Your task: Return the number of lines that include the string "stairs", without any other text.

Supplied material:
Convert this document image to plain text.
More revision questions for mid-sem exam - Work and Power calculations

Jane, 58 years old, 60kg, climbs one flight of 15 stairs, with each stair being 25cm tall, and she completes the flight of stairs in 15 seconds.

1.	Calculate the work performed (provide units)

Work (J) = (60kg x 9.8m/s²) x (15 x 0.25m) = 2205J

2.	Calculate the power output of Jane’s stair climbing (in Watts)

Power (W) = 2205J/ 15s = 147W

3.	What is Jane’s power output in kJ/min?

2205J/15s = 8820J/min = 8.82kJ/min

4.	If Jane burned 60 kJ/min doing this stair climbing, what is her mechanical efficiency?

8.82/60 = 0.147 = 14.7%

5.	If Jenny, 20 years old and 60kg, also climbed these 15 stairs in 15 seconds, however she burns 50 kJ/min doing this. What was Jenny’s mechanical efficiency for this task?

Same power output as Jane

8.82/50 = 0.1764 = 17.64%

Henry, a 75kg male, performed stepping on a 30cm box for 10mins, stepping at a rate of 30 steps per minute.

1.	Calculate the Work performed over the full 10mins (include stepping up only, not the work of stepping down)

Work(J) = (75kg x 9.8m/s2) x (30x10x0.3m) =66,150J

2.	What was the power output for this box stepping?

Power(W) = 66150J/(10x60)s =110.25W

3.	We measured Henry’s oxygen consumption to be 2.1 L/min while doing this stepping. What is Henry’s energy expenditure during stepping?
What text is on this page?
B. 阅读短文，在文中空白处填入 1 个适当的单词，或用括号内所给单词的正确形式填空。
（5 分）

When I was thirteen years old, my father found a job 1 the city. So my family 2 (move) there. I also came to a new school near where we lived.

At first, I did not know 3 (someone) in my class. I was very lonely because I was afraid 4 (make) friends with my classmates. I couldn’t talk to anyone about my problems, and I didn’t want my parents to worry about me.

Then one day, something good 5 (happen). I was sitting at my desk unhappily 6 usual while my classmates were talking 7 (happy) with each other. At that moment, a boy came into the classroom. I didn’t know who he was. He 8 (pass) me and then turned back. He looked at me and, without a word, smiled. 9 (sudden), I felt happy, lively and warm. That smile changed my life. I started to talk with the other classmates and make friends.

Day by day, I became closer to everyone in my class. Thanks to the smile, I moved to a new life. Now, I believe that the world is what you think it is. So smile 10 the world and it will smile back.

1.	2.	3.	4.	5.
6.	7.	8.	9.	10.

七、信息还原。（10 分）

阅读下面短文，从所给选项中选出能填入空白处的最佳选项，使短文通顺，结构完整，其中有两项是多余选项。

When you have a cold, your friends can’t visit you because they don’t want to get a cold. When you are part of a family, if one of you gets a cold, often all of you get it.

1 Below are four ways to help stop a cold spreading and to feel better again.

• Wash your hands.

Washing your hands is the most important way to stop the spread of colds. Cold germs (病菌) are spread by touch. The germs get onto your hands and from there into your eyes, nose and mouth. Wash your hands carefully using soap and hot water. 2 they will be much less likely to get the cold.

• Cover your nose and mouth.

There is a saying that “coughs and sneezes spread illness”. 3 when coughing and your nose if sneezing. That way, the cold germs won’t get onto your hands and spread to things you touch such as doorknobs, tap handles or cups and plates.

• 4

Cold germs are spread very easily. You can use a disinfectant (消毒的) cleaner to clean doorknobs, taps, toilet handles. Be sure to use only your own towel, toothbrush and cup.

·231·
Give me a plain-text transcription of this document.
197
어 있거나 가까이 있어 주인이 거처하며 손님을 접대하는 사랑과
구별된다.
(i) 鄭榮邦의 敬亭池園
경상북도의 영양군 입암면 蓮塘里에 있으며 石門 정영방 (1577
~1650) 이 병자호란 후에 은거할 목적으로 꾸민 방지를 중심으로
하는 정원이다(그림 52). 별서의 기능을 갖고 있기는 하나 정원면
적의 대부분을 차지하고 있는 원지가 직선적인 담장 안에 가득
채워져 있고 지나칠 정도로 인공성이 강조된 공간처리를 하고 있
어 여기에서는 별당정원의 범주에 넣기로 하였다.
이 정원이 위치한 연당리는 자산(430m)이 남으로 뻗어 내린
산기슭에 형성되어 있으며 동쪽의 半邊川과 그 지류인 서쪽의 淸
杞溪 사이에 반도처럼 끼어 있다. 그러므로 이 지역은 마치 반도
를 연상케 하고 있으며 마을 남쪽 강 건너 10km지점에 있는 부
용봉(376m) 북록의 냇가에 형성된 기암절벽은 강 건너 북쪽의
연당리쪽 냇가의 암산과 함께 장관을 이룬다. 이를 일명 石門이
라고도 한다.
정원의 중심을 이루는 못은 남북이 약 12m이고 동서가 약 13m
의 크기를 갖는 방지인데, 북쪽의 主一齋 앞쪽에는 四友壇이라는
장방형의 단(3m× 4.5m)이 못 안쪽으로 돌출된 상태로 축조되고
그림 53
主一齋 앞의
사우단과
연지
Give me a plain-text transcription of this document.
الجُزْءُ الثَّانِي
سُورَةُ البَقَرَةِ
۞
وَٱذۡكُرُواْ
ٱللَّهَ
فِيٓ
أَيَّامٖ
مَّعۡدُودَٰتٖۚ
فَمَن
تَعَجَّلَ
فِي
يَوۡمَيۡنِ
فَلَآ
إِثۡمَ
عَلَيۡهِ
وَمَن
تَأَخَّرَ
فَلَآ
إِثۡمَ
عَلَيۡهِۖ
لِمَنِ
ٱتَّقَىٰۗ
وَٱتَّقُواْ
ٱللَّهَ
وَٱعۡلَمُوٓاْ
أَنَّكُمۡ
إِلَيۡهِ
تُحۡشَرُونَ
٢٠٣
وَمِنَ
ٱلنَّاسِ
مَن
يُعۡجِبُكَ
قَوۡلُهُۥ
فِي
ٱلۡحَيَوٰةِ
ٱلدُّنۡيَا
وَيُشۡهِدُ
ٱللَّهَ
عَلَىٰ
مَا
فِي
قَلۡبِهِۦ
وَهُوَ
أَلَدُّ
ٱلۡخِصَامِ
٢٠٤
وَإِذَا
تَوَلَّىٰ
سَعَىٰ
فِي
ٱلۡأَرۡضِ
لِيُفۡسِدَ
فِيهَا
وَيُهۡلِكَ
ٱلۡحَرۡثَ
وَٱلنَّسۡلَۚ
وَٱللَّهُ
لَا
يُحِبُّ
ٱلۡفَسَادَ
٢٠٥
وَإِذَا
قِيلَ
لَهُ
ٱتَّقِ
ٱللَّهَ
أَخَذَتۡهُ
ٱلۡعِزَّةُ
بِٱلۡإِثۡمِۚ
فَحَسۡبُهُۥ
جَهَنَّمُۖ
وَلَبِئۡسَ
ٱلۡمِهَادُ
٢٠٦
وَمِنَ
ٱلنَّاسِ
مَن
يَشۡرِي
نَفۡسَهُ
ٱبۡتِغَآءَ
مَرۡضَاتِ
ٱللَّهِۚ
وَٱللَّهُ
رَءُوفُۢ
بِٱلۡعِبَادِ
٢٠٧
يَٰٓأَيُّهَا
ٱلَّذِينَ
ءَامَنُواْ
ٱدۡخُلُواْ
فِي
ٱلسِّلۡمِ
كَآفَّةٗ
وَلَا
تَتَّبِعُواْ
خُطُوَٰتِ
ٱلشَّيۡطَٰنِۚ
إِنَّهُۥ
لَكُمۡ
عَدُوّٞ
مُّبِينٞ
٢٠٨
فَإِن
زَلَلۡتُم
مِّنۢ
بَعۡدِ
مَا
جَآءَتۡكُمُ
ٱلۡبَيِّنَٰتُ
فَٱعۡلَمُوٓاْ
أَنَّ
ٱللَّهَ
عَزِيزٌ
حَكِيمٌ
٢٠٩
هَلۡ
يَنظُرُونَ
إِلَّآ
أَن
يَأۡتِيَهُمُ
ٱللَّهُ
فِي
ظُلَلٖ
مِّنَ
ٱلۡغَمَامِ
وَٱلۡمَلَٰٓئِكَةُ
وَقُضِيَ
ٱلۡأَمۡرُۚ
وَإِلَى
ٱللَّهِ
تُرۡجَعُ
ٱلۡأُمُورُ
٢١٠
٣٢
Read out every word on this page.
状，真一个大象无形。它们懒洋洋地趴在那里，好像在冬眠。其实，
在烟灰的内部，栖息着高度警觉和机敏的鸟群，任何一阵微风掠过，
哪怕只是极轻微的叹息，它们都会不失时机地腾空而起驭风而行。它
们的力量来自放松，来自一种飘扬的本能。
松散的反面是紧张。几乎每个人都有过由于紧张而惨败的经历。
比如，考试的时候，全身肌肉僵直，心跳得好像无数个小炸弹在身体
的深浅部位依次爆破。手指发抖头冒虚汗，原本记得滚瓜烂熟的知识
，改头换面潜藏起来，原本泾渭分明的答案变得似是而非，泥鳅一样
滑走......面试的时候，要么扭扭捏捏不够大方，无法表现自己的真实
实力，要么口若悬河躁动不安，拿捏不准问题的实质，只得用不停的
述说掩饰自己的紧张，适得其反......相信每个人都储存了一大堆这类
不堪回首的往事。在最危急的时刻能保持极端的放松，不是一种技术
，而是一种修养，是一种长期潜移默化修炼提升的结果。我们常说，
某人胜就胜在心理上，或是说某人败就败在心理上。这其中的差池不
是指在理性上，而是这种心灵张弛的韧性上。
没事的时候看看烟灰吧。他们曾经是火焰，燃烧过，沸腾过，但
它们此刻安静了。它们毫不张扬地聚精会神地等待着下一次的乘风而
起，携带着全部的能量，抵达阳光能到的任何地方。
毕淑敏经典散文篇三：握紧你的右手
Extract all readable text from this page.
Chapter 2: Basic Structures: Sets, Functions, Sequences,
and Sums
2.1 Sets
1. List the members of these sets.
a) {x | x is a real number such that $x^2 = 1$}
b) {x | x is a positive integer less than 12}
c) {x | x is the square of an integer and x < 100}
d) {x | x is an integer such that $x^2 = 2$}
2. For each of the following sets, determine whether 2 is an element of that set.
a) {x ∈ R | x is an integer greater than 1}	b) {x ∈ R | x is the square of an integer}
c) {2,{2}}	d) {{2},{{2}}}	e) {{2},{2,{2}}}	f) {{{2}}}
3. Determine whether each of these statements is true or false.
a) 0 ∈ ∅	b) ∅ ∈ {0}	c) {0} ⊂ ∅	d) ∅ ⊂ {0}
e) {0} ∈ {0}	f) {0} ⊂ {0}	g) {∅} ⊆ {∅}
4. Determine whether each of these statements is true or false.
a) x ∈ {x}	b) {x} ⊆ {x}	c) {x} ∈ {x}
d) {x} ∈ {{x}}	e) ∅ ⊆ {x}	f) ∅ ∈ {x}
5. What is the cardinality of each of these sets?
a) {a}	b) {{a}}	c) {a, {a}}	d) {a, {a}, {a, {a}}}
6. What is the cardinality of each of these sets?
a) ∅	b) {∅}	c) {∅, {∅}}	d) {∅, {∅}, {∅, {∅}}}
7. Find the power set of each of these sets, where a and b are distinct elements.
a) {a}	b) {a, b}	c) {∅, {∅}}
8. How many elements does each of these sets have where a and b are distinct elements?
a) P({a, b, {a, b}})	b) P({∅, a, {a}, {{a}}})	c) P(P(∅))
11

Full output: 2